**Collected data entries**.
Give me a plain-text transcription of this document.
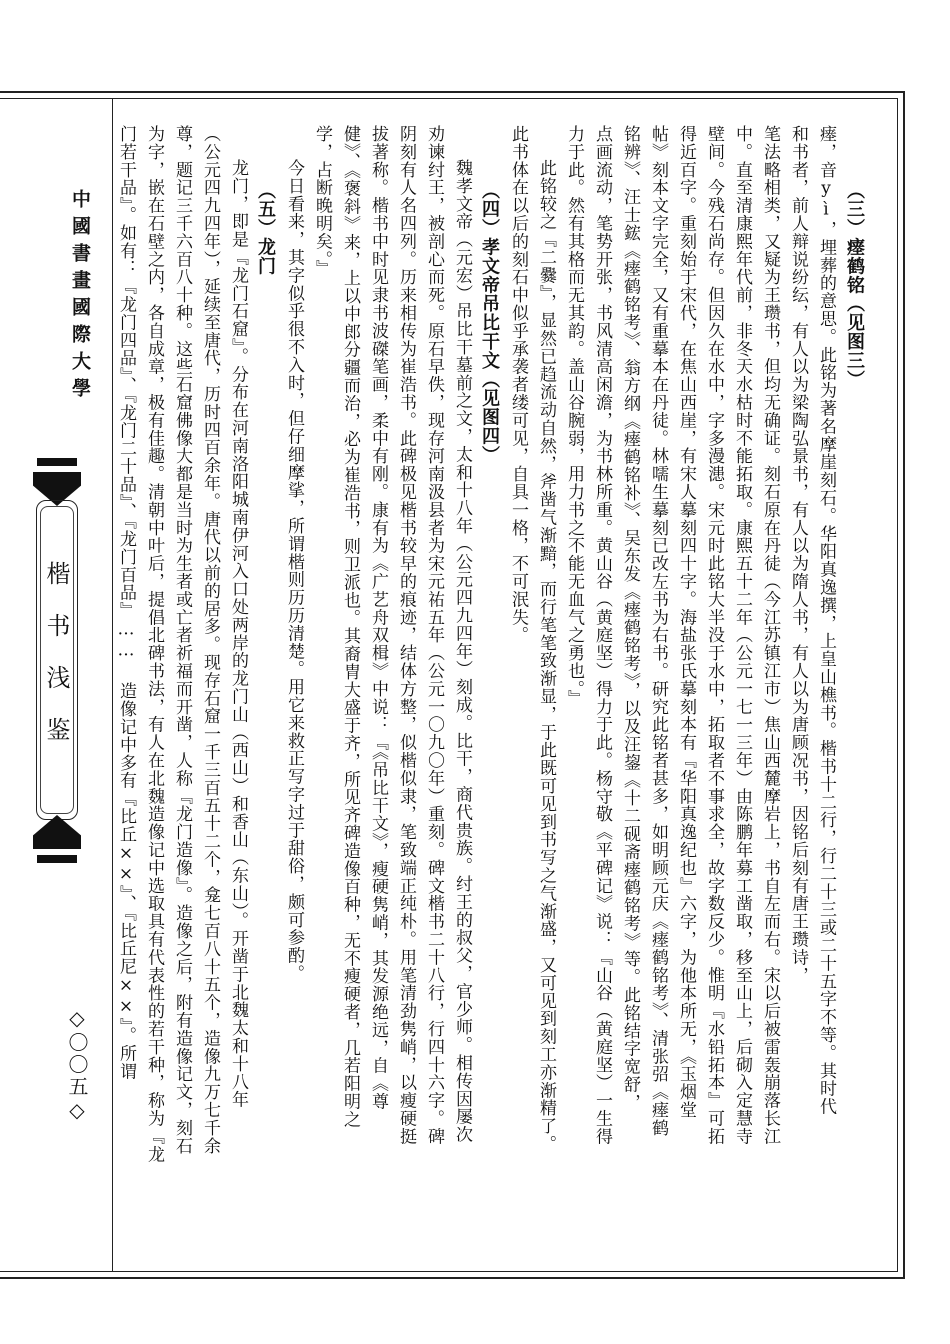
中國書畫國際大學
楷书浅鉴
◇〇〇五◇
（三）瘗鹤铭（见图三）
瘗，音yì，埋葬的意思。此铭为著名摩崖刻石。华阳真逸撰，上皇山樵书。楷书十二行，行二十三或二十五字不等。其时代
和书者，前人辩说纷纭，有人以为梁陶弘景书，有人以为隋人书，有人以为唐顾况书，因铭后刻有唐王瓒诗，
笔法略相类，又疑为王瓒书，但均无确证。刻石原在丹徒（今江苏镇江市）焦山西麓摩岩上，书自左而右。宋以后被雷轰崩落长江
中。直至清康熙年代前，非冬天水枯时不能拓取。康熙五十二年（公元一七一三年）由陈鹏年募工凿取，移至山上，后砌入定慧寺
壁间。今残石尚存。但因久在水中，字多漫漶。宋元时此铭大半没于水中，拓取者不事求全，故字数反少。惟明『水铅拓本』可拓
得近百字。重刻始于宋代，在焦山西崖，有宋人摹刻四十字。海盐张氏摹刻本有『华阳真逸纪也』六字，为他本所无，《玉烟堂
帖》刻本文字完全，又有重摹本在丹徒。林嚅生摹刻已改左书为右书。研究此铭者甚多，如明顾元庆《瘗鹤铭考》、清张弨《瘗鹤
铭辨》、汪士鋐《瘗鹤铭考》、翁方纲《瘗鹤铭补》、吴东发《瘗鹤铭考》，以及汪鋆《十二砚斋瘗鹤铭考》等。此铭结字宽舒，
点画流动，笔势开张，书风清高闲澹，为书林所重。黄山谷（黄庭坚）得力于此。杨守敬《平碑记》说：『山谷（黄庭坚）一生得
力于此。然有其格而无其韵。盖山谷腕弱，用力书之不能无血气之勇也。』
此铭较之『二爨』，显然已趋流动自然，斧凿气渐黯，而行笔笔致渐显，于此既可见到书写之气渐盛，又可见到刻工亦渐精了。
此书体在以后的刻石中似乎承袭者缕可见，自具一格，不可泯失。
（四）孝文帝吊比干文（见图四）
魏孝文帝（元宏）吊比干墓前之文，太和十八年（公元四九四年）刻成。比干，商代贵族。纣王的叔父，官少师。相传因屡次
劝谏纣王，被剖心而死。原石早佚，现存河南汲县者为宋元祐五年（公元一〇九〇年）重刻。碑文楷书二十八行，行四十六字。碑
阴刻有人名四列。历来相传为崔浩书。此碑极见楷书较早的痕迹，结体方整，似楷似隶，笔致端正纯朴。用笔清劲隽峭，以瘦硬挺
拔著称。楷书中时见隶书波磔笔画，柔中有刚。康有为《广艺舟双楫》中说：『《吊比干文》，瘦硬隽峭，其发源绝远，自《尊
健》、《褒斜》来，上以中郎分疆而治，必为崔浩书，则卫派也。其裔胄大盛于齐，所见齐碑造像百种，无不瘦硬者，几若阳明之
学，占断晚明矣。』
今日看来，其字似乎很不入时，但仔细摩挲，所谓楷则历历清楚。用它来救正写字过于甜俗，颇可参酌。
（五）龙门
龙门，即是『龙门石窟』。分布在河南洛阳城南伊河入口处两岸的龙门山（西山）和香山（东山）。开凿于北魏太和十八年
（公元四九四年），延续至唐代，历时四百余年。唐代以前的居多。现存石窟一千三百五十二个，龛七百八十五个，造像九万七千余
尊，题记三千六百八十种。这些石窟佛像大都是当时为生者或亡者祈福而开凿，人称『龙门造像』。造像之后，附有造像记文，刻石
为字，嵌在石壁之内，各自成章，极有佳趣。清朝中叶后，提倡北碑书法，有人在北魏造像记中选取具有代表性的若干种，称为『龙
门若干品』。如有：『龙门四品』、『龙门二十品』、『龙门百品』…… 造像记中多有『比丘××』、『比丘尼××』。所谓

**TO DO**. Pictures don't belong in the copy. Restate all the entries exactly.

**SOLUTION**.
Give me a plain-text transcription of this document.
中國書畫國際大學
楷书浅鉴
◇〇〇五◇
（三）瘗鹤铭（见图三）
瘗，音yì，埋葬的意思。此铭为著名摩崖刻石。华阳真逸撰，上皇山樵书。楷书十二行，行二十三或二十五字不等。其时代
和书者，前人辩说纷纭，有人以为梁陶弘景书，有人以为隋人书，有人以为唐顾况书，因铭后刻有唐王瓒诗，
笔法略相类，又疑为王瓒书，但均无确证。刻石原在丹徒（今江苏镇江市）焦山西麓摩岩上，书自左而右。宋以后被雷轰崩落长江
中。直至清康熙年代前，非冬天水枯时不能拓取。康熙五十二年（公元一七一三年）由陈鹏年募工凿取，移至山上，后砌入定慧寺
壁间。今残石尚存。但因久在水中，字多漫漶。宋元时此铭大半没于水中，拓取者不事求全，故字数反少。惟明『水铅拓本』可拓
得近百字。重刻始于宋代，在焦山西崖，有宋人摹刻四十字。海盐张氏摹刻本有『华阳真逸纪也』六字，为他本所无，《玉烟堂
帖》刻本文字完全，又有重摹本在丹徒。林嚅生摹刻已改左书为右书。研究此铭者甚多，如明顾元庆《瘗鹤铭考》、清张弨《瘗鹤
铭辨》、汪士鋐《瘗鹤铭考》、翁方纲《瘗鹤铭补》、吴东发《瘗鹤铭考》，以及汪鋆《十二砚斋瘗鹤铭考》等。此铭结字宽舒，
点画流动，笔势开张，书风清高闲澹，为书林所重。黄山谷（黄庭坚）得力于此。杨守敬《平碑记》说：『山谷（黄庭坚）一生得
力于此。然有其格而无其韵。盖山谷腕弱，用力书之不能无血气之勇也。』
此铭较之『二爨』，显然已趋流动自然，斧凿气渐黯，而行笔笔致渐显，于此既可见到书写之气渐盛，又可见到刻工亦渐精了。
此书体在以后的刻石中似乎承袭者缕可见，自具一格，不可泯失。
（四）孝文帝吊比干文（见图四）
魏孝文帝（元宏）吊比干墓前之文，太和十八年（公元四九四年）刻成。比干，商代贵族。纣王的叔父，官少师。相传因屡次
劝谏纣王，被剖心而死。原石早佚，现存河南汲县者为宋元祐五年（公元一〇九〇年）重刻。碑文楷书二十八行，行四十六字。碑
阴刻有人名四列。历来相传为崔浩书。此碑极见楷书较早的痕迹，结体方整，似楷似隶，笔致端正纯朴。用笔清劲隽峭，以瘦硬挺
拔著称。楷书中时见隶书波磔笔画，柔中有刚。康有为《广艺舟双楫》中说：『《吊比干文》，瘦硬隽峭，其发源绝远，自《尊
健》、《褒斜》来，上以中郎分疆而治，必为崔浩书，则卫派也。其裔胄大盛于齐，所见齐碑造像百种，无不瘦硬者，几若阳明之
学，占断晚明矣。』
今日看来，其字似乎很不入时，但仔细摩挲，所谓楷则历历清楚。用它来救正写字过于甜俗，颇可参酌。
（五）龙门
龙门，即是『龙门石窟』。分布在河南洛阳城南伊河入口处两岸的龙门山（西山）和香山（东山）。开凿于北魏太和十八年
（公元四九四年），延续至唐代，历时四百余年。唐代以前的居多。现存石窟一千三百五十二个，龛七百八十五个，造像九万七千余
尊，题记三千六百八十种。这些石窟佛像大都是当时为生者或亡者祈福而开凿，人称『龙门造像』。造像之后，附有造像记文，刻石
为字，嵌在石壁之内，各自成章，极有佳趣。清朝中叶后，提倡北碑书法，有人在北魏造像记中选取具有代表性的若干种，称为『龙
门若干品』。如有：『龙门四品』、『龙门二十品』、『龙门百品』…… 造像记中多有『比丘××』、『比丘尼××』。所谓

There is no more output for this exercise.